### DATA PROVIDED
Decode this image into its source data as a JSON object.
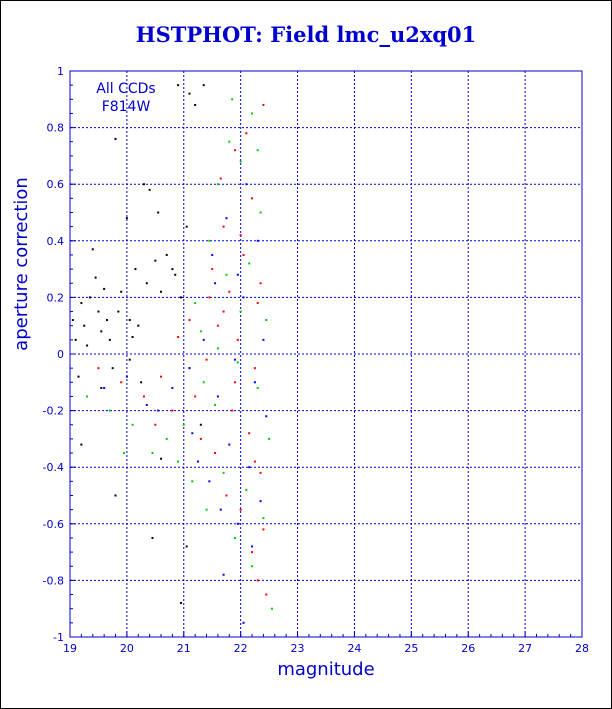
{
  "chart_data": {
    "type": "scatter",
    "title": "HSTPHOT: Field lmc_u2xq01",
    "xlabel": "magnitude",
    "ylabel": "aperture correction",
    "xlim": [
      19,
      28
    ],
    "ylim": [
      -1,
      1
    ],
    "x_ticks": [
      "19",
      "20",
      "21",
      "22",
      "23",
      "24",
      "25",
      "26",
      "27",
      "28"
    ],
    "y_ticks": [
      "1",
      "0.8",
      "0.6",
      "0.4",
      "0.2",
      "0",
      "-0.2",
      "-0.4",
      "-0.6",
      "-0.8",
      "-1"
    ],
    "grid": true,
    "annotations": [
      "All CCDs",
      "F814W"
    ],
    "colors": {
      "axis": "#0000cc",
      "grid": "#0000cc",
      "title": "#0000cc",
      "series": [
        "#000000",
        "#ff0000",
        "#00cc00",
        "#0000ff"
      ]
    },
    "series": [
      {
        "color": "#000000",
        "points": [
          [
            19.05,
            0.12
          ],
          [
            19.1,
            0.05
          ],
          [
            19.15,
            -0.08
          ],
          [
            19.2,
            0.18
          ],
          [
            19.25,
            0.1
          ],
          [
            19.3,
            0.03
          ],
          [
            19.35,
            0.2
          ],
          [
            19.4,
            0.37
          ],
          [
            19.45,
            0.27
          ],
          [
            19.5,
            0.15
          ],
          [
            19.55,
            0.08
          ],
          [
            19.6,
            0.23
          ],
          [
            19.65,
            0.12
          ],
          [
            19.7,
            0.05
          ],
          [
            19.8,
            0.76
          ],
          [
            19.85,
            0.15
          ],
          [
            19.9,
            0.22
          ],
          [
            20.0,
            0.48
          ],
          [
            20.05,
            0.12
          ],
          [
            20.1,
            0.06
          ],
          [
            20.15,
            0.3
          ],
          [
            20.2,
            0.1
          ],
          [
            20.3,
            0.6
          ],
          [
            20.35,
            0.25
          ],
          [
            20.4,
            0.58
          ],
          [
            20.5,
            0.33
          ],
          [
            20.55,
            0.5
          ],
          [
            20.6,
            0.22
          ],
          [
            20.7,
            0.35
          ],
          [
            20.8,
            0.3
          ],
          [
            20.85,
            0.28
          ],
          [
            20.9,
            0.95
          ],
          [
            20.95,
            0.2
          ],
          [
            21.05,
            0.45
          ],
          [
            21.1,
            0.92
          ],
          [
            21.2,
            0.88
          ],
          [
            21.35,
            0.95
          ],
          [
            19.2,
            -0.32
          ],
          [
            19.8,
            -0.5
          ],
          [
            20.45,
            -0.65
          ],
          [
            20.6,
            -0.37
          ],
          [
            20.95,
            -0.88
          ],
          [
            21.05,
            -0.68
          ],
          [
            21.1,
            -0.05
          ],
          [
            21.3,
            -0.25
          ],
          [
            19.55,
            -0.12
          ],
          [
            19.75,
            -0.05
          ],
          [
            20.05,
            -0.02
          ],
          [
            20.25,
            -0.1
          ]
        ]
      },
      {
        "color": "#ff0000",
        "points": [
          [
            21.9,
            0.72
          ],
          [
            22.4,
            0.88
          ],
          [
            22.1,
            0.78
          ],
          [
            21.7,
            0.45
          ],
          [
            22.2,
            0.55
          ],
          [
            21.5,
            0.3
          ],
          [
            22.05,
            0.35
          ],
          [
            21.8,
            0.22
          ],
          [
            22.3,
            0.18
          ],
          [
            21.6,
            0.1
          ],
          [
            21.95,
            0.05
          ],
          [
            22.25,
            -0.05
          ],
          [
            21.4,
            -0.02
          ],
          [
            20.9,
            0.06
          ],
          [
            20.6,
            -0.08
          ],
          [
            21.2,
            -0.15
          ],
          [
            21.85,
            -0.2
          ],
          [
            22.15,
            -0.28
          ],
          [
            21.55,
            -0.35
          ],
          [
            22.35,
            -0.42
          ],
          [
            21.75,
            -0.5
          ],
          [
            22.0,
            -0.55
          ],
          [
            22.4,
            -0.62
          ],
          [
            22.2,
            -0.7
          ],
          [
            22.3,
            -0.8
          ],
          [
            22.45,
            -0.85
          ],
          [
            19.5,
            -0.05
          ],
          [
            19.9,
            -0.1
          ],
          [
            20.3,
            -0.15
          ],
          [
            20.8,
            -0.2
          ],
          [
            21.45,
            0.2
          ],
          [
            22.0,
            0.42
          ],
          [
            21.65,
            0.62
          ],
          [
            22.35,
            0.25
          ],
          [
            21.3,
            -0.3
          ],
          [
            21.9,
            -0.1
          ],
          [
            22.25,
            -0.38
          ],
          [
            20.5,
            -0.25
          ],
          [
            21.1,
            0.12
          ],
          [
            21.7,
            0.15
          ]
        ]
      },
      {
        "color": "#00cc00",
        "points": [
          [
            21.85,
            0.9
          ],
          [
            22.2,
            0.85
          ],
          [
            22.0,
            0.68
          ],
          [
            21.6,
            0.6
          ],
          [
            22.35,
            0.5
          ],
          [
            21.45,
            0.4
          ],
          [
            22.15,
            0.32
          ],
          [
            21.75,
            0.28
          ],
          [
            22.45,
            0.12
          ],
          [
            21.3,
            0.08
          ],
          [
            21.95,
            -0.03
          ],
          [
            22.3,
            -0.12
          ],
          [
            21.55,
            -0.18
          ],
          [
            20.7,
            -0.3
          ],
          [
            20.45,
            -0.35
          ],
          [
            21.0,
            -0.25
          ],
          [
            21.7,
            -0.42
          ],
          [
            22.1,
            -0.48
          ],
          [
            21.4,
            -0.55
          ],
          [
            22.4,
            -0.58
          ],
          [
            21.9,
            -0.65
          ],
          [
            22.2,
            -0.75
          ],
          [
            22.55,
            -0.9
          ],
          [
            19.3,
            -0.15
          ],
          [
            19.7,
            -0.2
          ],
          [
            20.1,
            -0.25
          ],
          [
            20.9,
            -0.38
          ],
          [
            21.2,
            0.18
          ],
          [
            21.6,
            0.02
          ],
          [
            22.0,
            0.15
          ],
          [
            21.8,
            0.75
          ],
          [
            22.3,
            0.72
          ],
          [
            19.95,
            -0.35
          ],
          [
            21.15,
            -0.45
          ],
          [
            22.5,
            -0.3
          ],
          [
            21.35,
            -0.1
          ]
        ]
      },
      {
        "color": "#0000ff",
        "points": [
          [
            22.1,
            0.6
          ],
          [
            21.75,
            0.48
          ],
          [
            22.3,
            0.4
          ],
          [
            21.55,
            0.25
          ],
          [
            22.05,
            0.2
          ],
          [
            21.35,
            0.05
          ],
          [
            21.9,
            -0.02
          ],
          [
            22.25,
            -0.1
          ],
          [
            21.6,
            -0.15
          ],
          [
            20.8,
            -0.12
          ],
          [
            20.55,
            -0.2
          ],
          [
            21.15,
            -0.28
          ],
          [
            21.8,
            -0.32
          ],
          [
            22.15,
            -0.4
          ],
          [
            21.45,
            -0.45
          ],
          [
            22.35,
            -0.52
          ],
          [
            21.95,
            -0.6
          ],
          [
            22.2,
            -0.68
          ],
          [
            21.7,
            -0.78
          ],
          [
            22.05,
            -0.95
          ],
          [
            19.6,
            -0.12
          ],
          [
            20.0,
            -0.08
          ],
          [
            20.35,
            -0.18
          ],
          [
            21.25,
            -0.38
          ],
          [
            22.45,
            -0.22
          ],
          [
            21.5,
            0.35
          ],
          [
            21.95,
            0.28
          ],
          [
            22.4,
            0.05
          ],
          [
            21.1,
            -0.05
          ],
          [
            21.65,
            -0.55
          ]
        ]
      }
    ]
  }
}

### TASK REQUIREMENTS
Reproduce every line of the material precisely, omitting its pictures.

### RESPONSE FOR THIS EXERCISE
Decode this image into its source data as a JSON object.
{
  "chart_data": {
    "type": "scatter",
    "title": "HSTPHOT: Field lmc_u2xq01",
    "xlabel": "magnitude",
    "ylabel": "aperture correction",
    "xlim": [
      19,
      28
    ],
    "ylim": [
      -1,
      1
    ],
    "x_ticks": [
      "19",
      "20",
      "21",
      "22",
      "23",
      "24",
      "25",
      "26",
      "27",
      "28"
    ],
    "y_ticks": [
      "1",
      "0.8",
      "0.6",
      "0.4",
      "0.2",
      "0",
      "-0.2",
      "-0.4",
      "-0.6",
      "-0.8",
      "-1"
    ],
    "grid": true,
    "annotations": [
      "All CCDs",
      "F814W"
    ],
    "colors": {
      "axis": "#0000cc",
      "grid": "#0000cc",
      "title": "#0000cc",
      "series": [
        "#000000",
        "#ff0000",
        "#00cc00",
        "#0000ff"
      ]
    },
    "series": [
      {
        "color": "#000000",
        "points": [
          [
            19.05,
            0.12
          ],
          [
            19.1,
            0.05
          ],
          [
            19.15,
            -0.08
          ],
          [
            19.2,
            0.18
          ],
          [
            19.25,
            0.1
          ],
          [
            19.3,
            0.03
          ],
          [
            19.35,
            0.2
          ],
          [
            19.4,
            0.37
          ],
          [
            19.45,
            0.27
          ],
          [
            19.5,
            0.15
          ],
          [
            19.55,
            0.08
          ],
          [
            19.6,
            0.23
          ],
          [
            19.65,
            0.12
          ],
          [
            19.7,
            0.05
          ],
          [
            19.8,
            0.76
          ],
          [
            19.85,
            0.15
          ],
          [
            19.9,
            0.22
          ],
          [
            20.0,
            0.48
          ],
          [
            20.05,
            0.12
          ],
          [
            20.1,
            0.06
          ],
          [
            20.15,
            0.3
          ],
          [
            20.2,
            0.1
          ],
          [
            20.3,
            0.6
          ],
          [
            20.35,
            0.25
          ],
          [
            20.4,
            0.58
          ],
          [
            20.5,
            0.33
          ],
          [
            20.55,
            0.5
          ],
          [
            20.6,
            0.22
          ],
          [
            20.7,
            0.35
          ],
          [
            20.8,
            0.3
          ],
          [
            20.85,
            0.28
          ],
          [
            20.9,
            0.95
          ],
          [
            20.95,
            0.2
          ],
          [
            21.05,
            0.45
          ],
          [
            21.1,
            0.92
          ],
          [
            21.2,
            0.88
          ],
          [
            21.35,
            0.95
          ],
          [
            19.2,
            -0.32
          ],
          [
            19.8,
            -0.5
          ],
          [
            20.45,
            -0.65
          ],
          [
            20.6,
            -0.37
          ],
          [
            20.95,
            -0.88
          ],
          [
            21.05,
            -0.68
          ],
          [
            21.1,
            -0.05
          ],
          [
            21.3,
            -0.25
          ],
          [
            19.55,
            -0.12
          ],
          [
            19.75,
            -0.05
          ],
          [
            20.05,
            -0.02
          ],
          [
            20.25,
            -0.1
          ]
        ]
      },
      {
        "color": "#ff0000",
        "points": [
          [
            21.9,
            0.72
          ],
          [
            22.4,
            0.88
          ],
          [
            22.1,
            0.78
          ],
          [
            21.7,
            0.45
          ],
          [
            22.2,
            0.55
          ],
          [
            21.5,
            0.3
          ],
          [
            22.05,
            0.35
          ],
          [
            21.8,
            0.22
          ],
          [
            22.3,
            0.18
          ],
          [
            21.6,
            0.1
          ],
          [
            21.95,
            0.05
          ],
          [
            22.25,
            -0.05
          ],
          [
            21.4,
            -0.02
          ],
          [
            20.9,
            0.06
          ],
          [
            20.6,
            -0.08
          ],
          [
            21.2,
            -0.15
          ],
          [
            21.85,
            -0.2
          ],
          [
            22.15,
            -0.28
          ],
          [
            21.55,
            -0.35
          ],
          [
            22.35,
            -0.42
          ],
          [
            21.75,
            -0.5
          ],
          [
            22.0,
            -0.55
          ],
          [
            22.4,
            -0.62
          ],
          [
            22.2,
            -0.7
          ],
          [
            22.3,
            -0.8
          ],
          [
            22.45,
            -0.85
          ],
          [
            19.5,
            -0.05
          ],
          [
            19.9,
            -0.1
          ],
          [
            20.3,
            -0.15
          ],
          [
            20.8,
            -0.2
          ],
          [
            21.45,
            0.2
          ],
          [
            22.0,
            0.42
          ],
          [
            21.65,
            0.62
          ],
          [
            22.35,
            0.25
          ],
          [
            21.3,
            -0.3
          ],
          [
            21.9,
            -0.1
          ],
          [
            22.25,
            -0.38
          ],
          [
            20.5,
            -0.25
          ],
          [
            21.1,
            0.12
          ],
          [
            21.7,
            0.15
          ]
        ]
      },
      {
        "color": "#00cc00",
        "points": [
          [
            21.85,
            0.9
          ],
          [
            22.2,
            0.85
          ],
          [
            22.0,
            0.68
          ],
          [
            21.6,
            0.6
          ],
          [
            22.35,
            0.5
          ],
          [
            21.45,
            0.4
          ],
          [
            22.15,
            0.32
          ],
          [
            21.75,
            0.28
          ],
          [
            22.45,
            0.12
          ],
          [
            21.3,
            0.08
          ],
          [
            21.95,
            -0.03
          ],
          [
            22.3,
            -0.12
          ],
          [
            21.55,
            -0.18
          ],
          [
            20.7,
            -0.3
          ],
          [
            20.45,
            -0.35
          ],
          [
            21.0,
            -0.25
          ],
          [
            21.7,
            -0.42
          ],
          [
            22.1,
            -0.48
          ],
          [
            21.4,
            -0.55
          ],
          [
            22.4,
            -0.58
          ],
          [
            21.9,
            -0.65
          ],
          [
            22.2,
            -0.75
          ],
          [
            22.55,
            -0.9
          ],
          [
            19.3,
            -0.15
          ],
          [
            19.7,
            -0.2
          ],
          [
            20.1,
            -0.25
          ],
          [
            20.9,
            -0.38
          ],
          [
            21.2,
            0.18
          ],
          [
            21.6,
            0.02
          ],
          [
            22.0,
            0.15
          ],
          [
            21.8,
            0.75
          ],
          [
            22.3,
            0.72
          ],
          [
            19.95,
            -0.35
          ],
          [
            21.15,
            -0.45
          ],
          [
            22.5,
            -0.3
          ],
          [
            21.35,
            -0.1
          ]
        ]
      },
      {
        "color": "#0000ff",
        "points": [
          [
            22.1,
            0.6
          ],
          [
            21.75,
            0.48
          ],
          [
            22.3,
            0.4
          ],
          [
            21.55,
            0.25
          ],
          [
            22.05,
            0.2
          ],
          [
            21.35,
            0.05
          ],
          [
            21.9,
            -0.02
          ],
          [
            22.25,
            -0.1
          ],
          [
            21.6,
            -0.15
          ],
          [
            20.8,
            -0.12
          ],
          [
            20.55,
            -0.2
          ],
          [
            21.15,
            -0.28
          ],
          [
            21.8,
            -0.32
          ],
          [
            22.15,
            -0.4
          ],
          [
            21.45,
            -0.45
          ],
          [
            22.35,
            -0.52
          ],
          [
            21.95,
            -0.6
          ],
          [
            22.2,
            -0.68
          ],
          [
            21.7,
            -0.78
          ],
          [
            22.05,
            -0.95
          ],
          [
            19.6,
            -0.12
          ],
          [
            20.0,
            -0.08
          ],
          [
            20.35,
            -0.18
          ],
          [
            21.25,
            -0.38
          ],
          [
            22.45,
            -0.22
          ],
          [
            21.5,
            0.35
          ],
          [
            21.95,
            0.28
          ],
          [
            22.4,
            0.05
          ],
          [
            21.1,
            -0.05
          ],
          [
            21.65,
            -0.55
          ]
        ]
      }
    ]
  }
}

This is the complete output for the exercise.